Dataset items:
[Start]

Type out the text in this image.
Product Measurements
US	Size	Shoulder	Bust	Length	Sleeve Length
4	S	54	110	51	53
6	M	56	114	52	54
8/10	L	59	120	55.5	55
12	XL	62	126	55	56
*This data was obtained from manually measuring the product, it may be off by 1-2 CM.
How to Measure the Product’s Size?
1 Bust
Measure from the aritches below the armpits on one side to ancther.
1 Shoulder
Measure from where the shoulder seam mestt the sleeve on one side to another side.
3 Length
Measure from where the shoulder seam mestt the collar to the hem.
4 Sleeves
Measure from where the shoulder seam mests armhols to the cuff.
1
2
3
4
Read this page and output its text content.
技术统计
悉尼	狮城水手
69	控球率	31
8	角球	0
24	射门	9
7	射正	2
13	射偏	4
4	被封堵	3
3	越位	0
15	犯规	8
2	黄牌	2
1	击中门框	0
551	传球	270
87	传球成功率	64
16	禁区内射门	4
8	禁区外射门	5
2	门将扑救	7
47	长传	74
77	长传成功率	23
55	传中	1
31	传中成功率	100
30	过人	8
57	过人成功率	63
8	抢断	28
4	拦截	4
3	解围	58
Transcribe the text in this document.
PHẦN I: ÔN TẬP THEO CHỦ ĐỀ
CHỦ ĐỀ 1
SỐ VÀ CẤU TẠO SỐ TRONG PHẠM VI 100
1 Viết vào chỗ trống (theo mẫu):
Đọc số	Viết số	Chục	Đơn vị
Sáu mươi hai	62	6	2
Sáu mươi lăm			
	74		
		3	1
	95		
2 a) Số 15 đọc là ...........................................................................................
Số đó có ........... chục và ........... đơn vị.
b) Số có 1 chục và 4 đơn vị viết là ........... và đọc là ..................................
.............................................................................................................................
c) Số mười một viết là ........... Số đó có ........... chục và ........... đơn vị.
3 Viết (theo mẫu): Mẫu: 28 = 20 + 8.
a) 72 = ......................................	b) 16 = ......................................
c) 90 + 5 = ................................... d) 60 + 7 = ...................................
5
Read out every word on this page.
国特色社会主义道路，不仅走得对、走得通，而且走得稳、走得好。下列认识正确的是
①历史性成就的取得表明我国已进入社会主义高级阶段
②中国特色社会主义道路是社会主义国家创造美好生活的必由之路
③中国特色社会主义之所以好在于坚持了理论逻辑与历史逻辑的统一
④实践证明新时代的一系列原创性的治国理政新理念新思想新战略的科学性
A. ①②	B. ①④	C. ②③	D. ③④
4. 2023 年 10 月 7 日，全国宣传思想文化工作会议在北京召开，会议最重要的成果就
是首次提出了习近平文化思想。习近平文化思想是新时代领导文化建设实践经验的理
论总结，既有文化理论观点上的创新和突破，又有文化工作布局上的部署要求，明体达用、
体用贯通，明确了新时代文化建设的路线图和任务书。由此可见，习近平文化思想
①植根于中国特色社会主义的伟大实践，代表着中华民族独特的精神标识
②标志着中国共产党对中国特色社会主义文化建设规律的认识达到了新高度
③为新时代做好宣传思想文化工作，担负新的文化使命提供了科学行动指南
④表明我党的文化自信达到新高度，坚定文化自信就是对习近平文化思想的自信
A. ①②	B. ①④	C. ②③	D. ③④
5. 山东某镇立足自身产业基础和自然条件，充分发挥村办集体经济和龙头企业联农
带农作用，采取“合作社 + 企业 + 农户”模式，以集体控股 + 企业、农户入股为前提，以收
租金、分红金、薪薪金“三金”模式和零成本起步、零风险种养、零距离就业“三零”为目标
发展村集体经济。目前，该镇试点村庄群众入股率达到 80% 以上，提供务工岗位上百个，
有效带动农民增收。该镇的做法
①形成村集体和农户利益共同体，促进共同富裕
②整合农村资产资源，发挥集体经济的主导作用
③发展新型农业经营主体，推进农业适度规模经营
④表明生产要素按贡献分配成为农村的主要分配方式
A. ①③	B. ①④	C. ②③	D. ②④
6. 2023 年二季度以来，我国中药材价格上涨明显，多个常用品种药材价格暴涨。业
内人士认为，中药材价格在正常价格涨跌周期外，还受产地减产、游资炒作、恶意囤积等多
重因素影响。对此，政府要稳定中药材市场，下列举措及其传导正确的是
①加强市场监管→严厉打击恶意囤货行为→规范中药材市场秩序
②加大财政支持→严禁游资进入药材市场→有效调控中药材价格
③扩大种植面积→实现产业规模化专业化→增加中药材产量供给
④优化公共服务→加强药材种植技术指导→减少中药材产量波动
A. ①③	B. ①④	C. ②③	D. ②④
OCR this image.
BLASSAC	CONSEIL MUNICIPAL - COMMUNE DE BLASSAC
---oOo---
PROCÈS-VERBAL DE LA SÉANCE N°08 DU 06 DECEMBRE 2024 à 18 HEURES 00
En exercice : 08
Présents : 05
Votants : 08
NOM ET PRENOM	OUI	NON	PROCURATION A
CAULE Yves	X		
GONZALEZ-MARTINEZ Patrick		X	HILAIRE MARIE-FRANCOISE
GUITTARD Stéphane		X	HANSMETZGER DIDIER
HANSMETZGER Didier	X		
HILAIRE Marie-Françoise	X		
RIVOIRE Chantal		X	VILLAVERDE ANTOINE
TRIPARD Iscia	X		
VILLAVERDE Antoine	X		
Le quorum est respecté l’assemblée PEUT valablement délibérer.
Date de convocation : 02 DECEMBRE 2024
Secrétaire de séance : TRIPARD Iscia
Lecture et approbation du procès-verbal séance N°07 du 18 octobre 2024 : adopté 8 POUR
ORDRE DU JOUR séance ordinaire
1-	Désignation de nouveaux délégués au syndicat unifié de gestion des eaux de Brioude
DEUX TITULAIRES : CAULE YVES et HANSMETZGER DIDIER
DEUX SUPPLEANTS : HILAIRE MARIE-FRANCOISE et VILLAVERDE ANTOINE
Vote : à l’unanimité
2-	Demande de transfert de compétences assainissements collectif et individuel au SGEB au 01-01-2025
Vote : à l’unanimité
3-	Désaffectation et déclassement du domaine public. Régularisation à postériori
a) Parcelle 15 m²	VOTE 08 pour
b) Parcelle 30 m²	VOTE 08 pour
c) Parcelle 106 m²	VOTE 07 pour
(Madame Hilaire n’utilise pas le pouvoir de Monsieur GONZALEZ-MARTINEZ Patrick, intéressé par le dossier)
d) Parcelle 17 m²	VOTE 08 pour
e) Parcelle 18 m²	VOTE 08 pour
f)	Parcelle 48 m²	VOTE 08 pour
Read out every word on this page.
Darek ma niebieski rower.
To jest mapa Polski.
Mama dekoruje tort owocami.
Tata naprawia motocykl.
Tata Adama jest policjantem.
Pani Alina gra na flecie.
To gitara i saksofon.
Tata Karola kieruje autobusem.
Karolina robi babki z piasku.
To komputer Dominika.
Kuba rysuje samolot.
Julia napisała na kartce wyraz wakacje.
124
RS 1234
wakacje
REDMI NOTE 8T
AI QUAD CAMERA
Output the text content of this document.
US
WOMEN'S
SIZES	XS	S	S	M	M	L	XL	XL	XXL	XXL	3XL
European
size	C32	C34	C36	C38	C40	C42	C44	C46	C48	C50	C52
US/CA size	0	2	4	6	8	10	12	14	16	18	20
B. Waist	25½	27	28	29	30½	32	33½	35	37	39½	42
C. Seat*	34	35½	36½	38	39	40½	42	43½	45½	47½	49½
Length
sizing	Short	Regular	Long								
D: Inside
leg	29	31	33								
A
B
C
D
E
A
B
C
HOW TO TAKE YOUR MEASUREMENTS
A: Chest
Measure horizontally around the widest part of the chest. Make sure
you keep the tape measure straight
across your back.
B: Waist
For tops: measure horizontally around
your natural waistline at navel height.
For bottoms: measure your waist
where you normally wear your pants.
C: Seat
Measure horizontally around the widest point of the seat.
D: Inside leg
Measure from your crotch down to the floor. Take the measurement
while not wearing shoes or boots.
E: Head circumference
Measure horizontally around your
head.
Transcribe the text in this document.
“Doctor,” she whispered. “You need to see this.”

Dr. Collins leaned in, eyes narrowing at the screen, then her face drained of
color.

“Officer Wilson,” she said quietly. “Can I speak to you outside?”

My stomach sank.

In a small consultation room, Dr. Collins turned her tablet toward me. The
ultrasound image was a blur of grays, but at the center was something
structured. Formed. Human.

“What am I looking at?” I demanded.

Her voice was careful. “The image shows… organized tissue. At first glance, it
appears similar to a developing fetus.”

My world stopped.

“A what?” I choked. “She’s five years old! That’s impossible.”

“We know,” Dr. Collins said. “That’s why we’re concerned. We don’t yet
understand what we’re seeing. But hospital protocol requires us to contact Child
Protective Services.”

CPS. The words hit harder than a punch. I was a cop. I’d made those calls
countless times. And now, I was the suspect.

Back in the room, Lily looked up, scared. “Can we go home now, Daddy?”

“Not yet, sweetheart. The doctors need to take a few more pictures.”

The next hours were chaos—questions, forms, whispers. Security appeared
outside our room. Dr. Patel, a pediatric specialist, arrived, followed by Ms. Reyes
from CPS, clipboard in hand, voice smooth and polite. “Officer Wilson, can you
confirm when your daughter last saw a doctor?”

[End]

Goal of the exercise.
Check each line of the entries for the string "need". Copy the lines that have it.

Correct result.
“Doctor,” she whispered. “You need to see this.”
“Not yet, sweetheart. The doctors need to take a few more pictures.”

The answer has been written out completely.